[Stored dataset items]
• • • • • • •

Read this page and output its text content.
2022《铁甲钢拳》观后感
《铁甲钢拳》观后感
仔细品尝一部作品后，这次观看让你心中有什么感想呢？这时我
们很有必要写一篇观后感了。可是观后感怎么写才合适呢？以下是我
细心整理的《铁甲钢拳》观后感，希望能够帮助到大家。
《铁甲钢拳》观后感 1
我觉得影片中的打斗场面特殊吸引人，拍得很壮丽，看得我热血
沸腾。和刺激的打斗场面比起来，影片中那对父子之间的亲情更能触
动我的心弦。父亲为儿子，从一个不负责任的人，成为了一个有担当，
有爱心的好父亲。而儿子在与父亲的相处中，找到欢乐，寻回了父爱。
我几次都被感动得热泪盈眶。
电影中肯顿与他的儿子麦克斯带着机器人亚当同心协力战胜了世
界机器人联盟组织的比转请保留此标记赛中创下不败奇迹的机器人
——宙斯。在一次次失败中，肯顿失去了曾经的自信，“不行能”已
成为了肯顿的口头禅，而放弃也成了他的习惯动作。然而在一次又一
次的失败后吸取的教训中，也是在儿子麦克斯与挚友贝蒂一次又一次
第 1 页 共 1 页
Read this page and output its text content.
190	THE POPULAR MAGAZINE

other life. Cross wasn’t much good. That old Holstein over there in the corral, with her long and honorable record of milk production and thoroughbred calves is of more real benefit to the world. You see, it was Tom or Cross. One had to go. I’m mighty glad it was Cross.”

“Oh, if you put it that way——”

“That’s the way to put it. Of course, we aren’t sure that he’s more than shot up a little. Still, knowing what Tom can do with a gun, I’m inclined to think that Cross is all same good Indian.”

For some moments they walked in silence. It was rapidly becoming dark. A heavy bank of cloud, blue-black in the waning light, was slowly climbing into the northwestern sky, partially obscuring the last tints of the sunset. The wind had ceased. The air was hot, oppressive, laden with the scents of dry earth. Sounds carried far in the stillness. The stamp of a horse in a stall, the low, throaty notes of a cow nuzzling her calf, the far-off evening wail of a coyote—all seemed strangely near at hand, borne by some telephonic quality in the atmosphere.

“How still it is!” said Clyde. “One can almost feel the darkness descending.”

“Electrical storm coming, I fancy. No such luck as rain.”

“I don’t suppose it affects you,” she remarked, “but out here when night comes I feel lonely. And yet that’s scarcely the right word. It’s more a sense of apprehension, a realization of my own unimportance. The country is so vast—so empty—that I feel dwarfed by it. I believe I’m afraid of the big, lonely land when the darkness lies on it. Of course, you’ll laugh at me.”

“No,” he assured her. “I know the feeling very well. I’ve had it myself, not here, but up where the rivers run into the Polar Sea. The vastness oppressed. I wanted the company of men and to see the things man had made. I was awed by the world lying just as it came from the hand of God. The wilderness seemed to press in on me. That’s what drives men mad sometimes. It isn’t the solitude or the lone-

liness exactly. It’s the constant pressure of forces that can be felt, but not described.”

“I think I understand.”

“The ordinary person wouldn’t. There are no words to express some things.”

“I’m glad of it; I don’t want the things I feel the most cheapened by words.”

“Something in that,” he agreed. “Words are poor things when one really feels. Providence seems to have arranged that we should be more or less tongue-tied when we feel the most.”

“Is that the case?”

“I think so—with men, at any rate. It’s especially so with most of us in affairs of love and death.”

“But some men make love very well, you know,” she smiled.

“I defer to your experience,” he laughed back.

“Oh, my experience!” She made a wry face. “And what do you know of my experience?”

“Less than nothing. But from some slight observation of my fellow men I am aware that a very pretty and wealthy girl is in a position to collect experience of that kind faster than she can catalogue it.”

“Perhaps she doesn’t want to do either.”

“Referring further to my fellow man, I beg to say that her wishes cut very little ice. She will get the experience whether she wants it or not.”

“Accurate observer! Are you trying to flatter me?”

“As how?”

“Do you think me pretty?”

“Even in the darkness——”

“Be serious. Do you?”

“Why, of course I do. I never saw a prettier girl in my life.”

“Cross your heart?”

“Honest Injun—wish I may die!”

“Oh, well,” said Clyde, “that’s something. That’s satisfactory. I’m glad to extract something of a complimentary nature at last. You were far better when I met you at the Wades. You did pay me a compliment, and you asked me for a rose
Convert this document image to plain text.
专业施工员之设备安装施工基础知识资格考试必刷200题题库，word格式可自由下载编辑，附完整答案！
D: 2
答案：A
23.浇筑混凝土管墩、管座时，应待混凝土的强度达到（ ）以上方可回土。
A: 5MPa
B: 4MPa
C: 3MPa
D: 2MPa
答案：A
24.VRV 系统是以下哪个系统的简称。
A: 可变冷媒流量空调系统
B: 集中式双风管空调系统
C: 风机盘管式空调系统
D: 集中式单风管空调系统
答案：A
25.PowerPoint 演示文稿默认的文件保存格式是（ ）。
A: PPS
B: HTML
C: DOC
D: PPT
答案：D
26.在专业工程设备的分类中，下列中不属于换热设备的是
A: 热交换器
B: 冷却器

• • • • • • •

■ Set exercise ■
Set all of the records down again, exactly as they stand.

■ Solution for this task ■
Read this page and output its text content.
2022《铁甲钢拳》观后感
《铁甲钢拳》观后感
仔细品尝一部作品后，这次观看让你心中有什么感想呢？这时我
们很有必要写一篇观后感了。可是观后感怎么写才合适呢？以下是我
细心整理的《铁甲钢拳》观后感，希望能够帮助到大家。
《铁甲钢拳》观后感 1
我觉得影片中的打斗场面特殊吸引人，拍得很壮丽，看得我热血
沸腾。和刺激的打斗场面比起来，影片中那对父子之间的亲情更能触
动我的心弦。父亲为儿子，从一个不负责任的人，成为了一个有担当，
有爱心的好父亲。而儿子在与父亲的相处中，找到欢乐，寻回了父爱。
我几次都被感动得热泪盈眶。
电影中肯顿与他的儿子麦克斯带着机器人亚当同心协力战胜了世
界机器人联盟组织的比转请保留此标记赛中创下不败奇迹的机器人
——宙斯。在一次次失败中，肯顿失去了曾经的自信，“不行能”已
成为了肯顿的口头禅，而放弃也成了他的习惯动作。然而在一次又一
次的失败后吸取的教训中，也是在儿子麦克斯与挚友贝蒂一次又一次
第 1 页 共 1 页
Read this page and output its text content.
190	THE POPULAR MAGAZINE

other life. Cross wasn’t much good. That old Holstein over there in the corral, with her long and honorable record of milk production and thoroughbred calves is of more real benefit to the world. You see, it was Tom or Cross. One had to go. I’m mighty glad it was Cross.”

“Oh, if you put it that way——”

“That’s the way to put it. Of course, we aren’t sure that he’s more than shot up a little. Still, knowing what Tom can do with a gun, I’m inclined to think that Cross is all same good Indian.”

For some moments they walked in silence. It was rapidly becoming dark. A heavy bank of cloud, blue-black in the waning light, was slowly climbing into the northwestern sky, partially obscuring the last tints of the sunset. The wind had ceased. The air was hot, oppressive, laden with the scents of dry earth. Sounds carried far in the stillness. The stamp of a horse in a stall, the low, throaty notes of a cow nuzzling her calf, the far-off evening wail of a coyote—all seemed strangely near at hand, borne by some telephonic quality in the atmosphere.

“How still it is!” said Clyde. “One can almost feel the darkness descending.”

“Electrical storm coming, I fancy. No such luck as rain.”

“I don’t suppose it affects you,” she remarked, “but out here when night comes I feel lonely. And yet that’s scarcely the right word. It’s more a sense of apprehension, a realization of my own unimportance. The country is so vast—so empty—that I feel dwarfed by it. I believe I’m afraid of the big, lonely land when the darkness lies on it. Of course, you’ll laugh at me.”

“No,” he assured her. “I know the feeling very well. I’ve had it myself, not here, but up where the rivers run into the Polar Sea. The vastness oppressed. I wanted the company of men and to see the things man had made. I was awed by the world lying just as it came from the hand of God. The wilderness seemed to press in on me. That’s what drives men mad sometimes. It isn’t the solitude or the lone-

liness exactly. It’s the constant pressure of forces that can be felt, but not described.”

“I think I understand.”

“The ordinary person wouldn’t. There are no words to express some things.”

“I’m glad of it; I don’t want the things I feel the most cheapened by words.”

“Something in that,” he agreed. “Words are poor things when one really feels. Providence seems to have arranged that we should be more or less tongue-tied when we feel the most.”

“Is that the case?”

“I think so—with men, at any rate. It’s especially so with most of us in affairs of love and death.”

“But some men make love very well, you know,” she smiled.

“I defer to your experience,” he laughed back.

“Oh, my experience!” She made a wry face. “And what do you know of my experience?”

“Less than nothing. But from some slight observation of my fellow men I am aware that a very pretty and wealthy girl is in a position to collect experience of that kind faster than she can catalogue it.”

“Perhaps she doesn’t want to do either.”

“Referring further to my fellow man, I beg to say that her wishes cut very little ice. She will get the experience whether she wants it or not.”

“Accurate observer! Are you trying to flatter me?”

“As how?”

“Do you think me pretty?”

“Even in the darkness——”

“Be serious. Do you?”

“Why, of course I do. I never saw a prettier girl in my life.”

“Cross your heart?”

“Honest Injun—wish I may die!”

“Oh, well,” said Clyde, “that’s something. That’s satisfactory. I’m glad to extract something of a complimentary nature at last. You were far better when I met you at the Wades. You did pay me a compliment, and you asked me for a rose
Convert this document image to plain text.
专业施工员之设备安装施工基础知识资格考试必刷200题题库，word格式可自由下载编辑，附完整答案！
D: 2
答案：A
23.浇筑混凝土管墩、管座时，应待混凝土的强度达到（ ）以上方可回土。
A: 5MPa
B: 4MPa
C: 3MPa
D: 2MPa
答案：A
24.VRV 系统是以下哪个系统的简称。
A: 可变冷媒流量空调系统
B: 集中式双风管空调系统
C: 风机盘管式空调系统
D: 集中式单风管空调系统
答案：A
25.PowerPoint 演示文稿默认的文件保存格式是（ ）。
A: PPS
B: HTML
C: DOC
D: PPT
答案：D
26.在专业工程设备的分类中，下列中不属于换热设备的是
A: 热交换器
B: 冷却器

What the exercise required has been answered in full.